WHAT YOU SHOULD DO: Print all records exactly, leaving nothing out.

# Start of DATA SUPPLIED

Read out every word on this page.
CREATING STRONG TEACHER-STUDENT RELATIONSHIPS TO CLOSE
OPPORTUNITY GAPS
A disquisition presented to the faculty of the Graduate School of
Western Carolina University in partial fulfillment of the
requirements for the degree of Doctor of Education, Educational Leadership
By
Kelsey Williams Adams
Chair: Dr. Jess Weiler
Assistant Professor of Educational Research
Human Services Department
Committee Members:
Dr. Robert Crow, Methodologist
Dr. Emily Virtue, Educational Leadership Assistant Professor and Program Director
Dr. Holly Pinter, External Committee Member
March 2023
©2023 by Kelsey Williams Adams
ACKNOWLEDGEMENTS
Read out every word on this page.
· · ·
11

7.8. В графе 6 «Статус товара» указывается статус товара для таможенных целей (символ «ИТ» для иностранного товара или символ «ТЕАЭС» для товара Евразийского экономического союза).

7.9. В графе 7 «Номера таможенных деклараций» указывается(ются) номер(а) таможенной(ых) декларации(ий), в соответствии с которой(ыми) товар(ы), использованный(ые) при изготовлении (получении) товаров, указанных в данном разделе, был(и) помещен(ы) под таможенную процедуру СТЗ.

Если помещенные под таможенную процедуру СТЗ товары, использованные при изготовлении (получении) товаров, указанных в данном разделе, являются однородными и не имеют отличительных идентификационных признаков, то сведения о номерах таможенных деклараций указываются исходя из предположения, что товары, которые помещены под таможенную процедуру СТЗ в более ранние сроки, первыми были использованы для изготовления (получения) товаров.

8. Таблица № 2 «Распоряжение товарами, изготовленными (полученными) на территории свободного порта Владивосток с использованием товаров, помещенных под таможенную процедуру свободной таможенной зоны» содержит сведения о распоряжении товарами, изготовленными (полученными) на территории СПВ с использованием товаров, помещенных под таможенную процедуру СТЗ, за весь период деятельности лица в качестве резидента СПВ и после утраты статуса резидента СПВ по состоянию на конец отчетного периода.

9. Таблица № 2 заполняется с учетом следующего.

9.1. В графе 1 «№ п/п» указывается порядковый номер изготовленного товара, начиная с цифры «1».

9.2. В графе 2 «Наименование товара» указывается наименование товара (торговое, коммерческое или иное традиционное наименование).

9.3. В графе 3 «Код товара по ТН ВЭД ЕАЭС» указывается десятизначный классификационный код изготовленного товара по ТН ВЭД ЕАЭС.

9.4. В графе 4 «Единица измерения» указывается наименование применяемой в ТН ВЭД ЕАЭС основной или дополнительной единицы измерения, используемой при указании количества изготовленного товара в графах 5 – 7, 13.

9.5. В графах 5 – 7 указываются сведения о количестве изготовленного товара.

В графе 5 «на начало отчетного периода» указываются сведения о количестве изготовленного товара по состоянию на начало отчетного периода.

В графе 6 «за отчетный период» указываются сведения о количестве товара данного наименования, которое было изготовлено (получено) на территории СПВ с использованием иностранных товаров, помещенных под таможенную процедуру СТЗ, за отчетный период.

# End of DATA SUPPLIED

SOLUTION TO THIS EXERCISE:
Read out every word on this page.
CREATING STRONG TEACHER-STUDENT RELATIONSHIPS TO CLOSE
OPPORTUNITY GAPS
A disquisition presented to the faculty of the Graduate School of
Western Carolina University in partial fulfillment of the
requirements for the degree of Doctor of Education, Educational Leadership
By
Kelsey Williams Adams
Chair: Dr. Jess Weiler
Assistant Professor of Educational Research
Human Services Department
Committee Members:
Dr. Robert Crow, Methodologist
Dr. Emily Virtue, Educational Leadership Assistant Professor and Program Director
Dr. Holly Pinter, External Committee Member
March 2023
©2023 by Kelsey Williams Adams
ACKNOWLEDGEMENTS
Read out every word on this page.
· · ·
11

7.8. В графе 6 «Статус товара» указывается статус товара для таможенных целей (символ «ИТ» для иностранного товара или символ «ТЕАЭС» для товара Евразийского экономического союза).

7.9. В графе 7 «Номера таможенных деклараций» указывается(ются) номер(а) таможенной(ых) декларации(ий), в соответствии с которой(ыми) товар(ы), использованный(ые) при изготовлении (получении) товаров, указанных в данном разделе, был(и) помещен(ы) под таможенную процедуру СТЗ.

Если помещенные под таможенную процедуру СТЗ товары, использованные при изготовлении (получении) товаров, указанных в данном разделе, являются однородными и не имеют отличительных идентификационных признаков, то сведения о номерах таможенных деклараций указываются исходя из предположения, что товары, которые помещены под таможенную процедуру СТЗ в более ранние сроки, первыми были использованы для изготовления (получения) товаров.

8. Таблица № 2 «Распоряжение товарами, изготовленными (полученными) на территории свободного порта Владивосток с использованием товаров, помещенных под таможенную процедуру свободной таможенной зоны» содержит сведения о распоряжении товарами, изготовленными (полученными) на территории СПВ с использованием товаров, помещенных под таможенную процедуру СТЗ, за весь период деятельности лица в качестве резидента СПВ и после утраты статуса резидента СПВ по состоянию на конец отчетного периода.

9. Таблица № 2 заполняется с учетом следующего.

9.1. В графе 1 «№ п/п» указывается порядковый номер изготовленного товара, начиная с цифры «1».

9.2. В графе 2 «Наименование товара» указывается наименование товара (торговое, коммерческое или иное традиционное наименование).

9.3. В графе 3 «Код товара по ТН ВЭД ЕАЭС» указывается десятизначный классификационный код изготовленного товара по ТН ВЭД ЕАЭС.

9.4. В графе 4 «Единица измерения» указывается наименование применяемой в ТН ВЭД ЕАЭС основной или дополнительной единицы измерения, используемой при указании количества изготовленного товара в графах 5 – 7, 13.

9.5. В графах 5 – 7 указываются сведения о количестве изготовленного товара.

В графе 5 «на начало отчетного периода» указываются сведения о количестве изготовленного товара по состоянию на начало отчетного периода.

В графе 6 «за отчетный период» указываются сведения о количестве товара данного наименования, которое было изготовлено (получено) на территории СПВ с использованием иностранных товаров, помещенных под таможенную процедуру СТЗ, за отчетный период.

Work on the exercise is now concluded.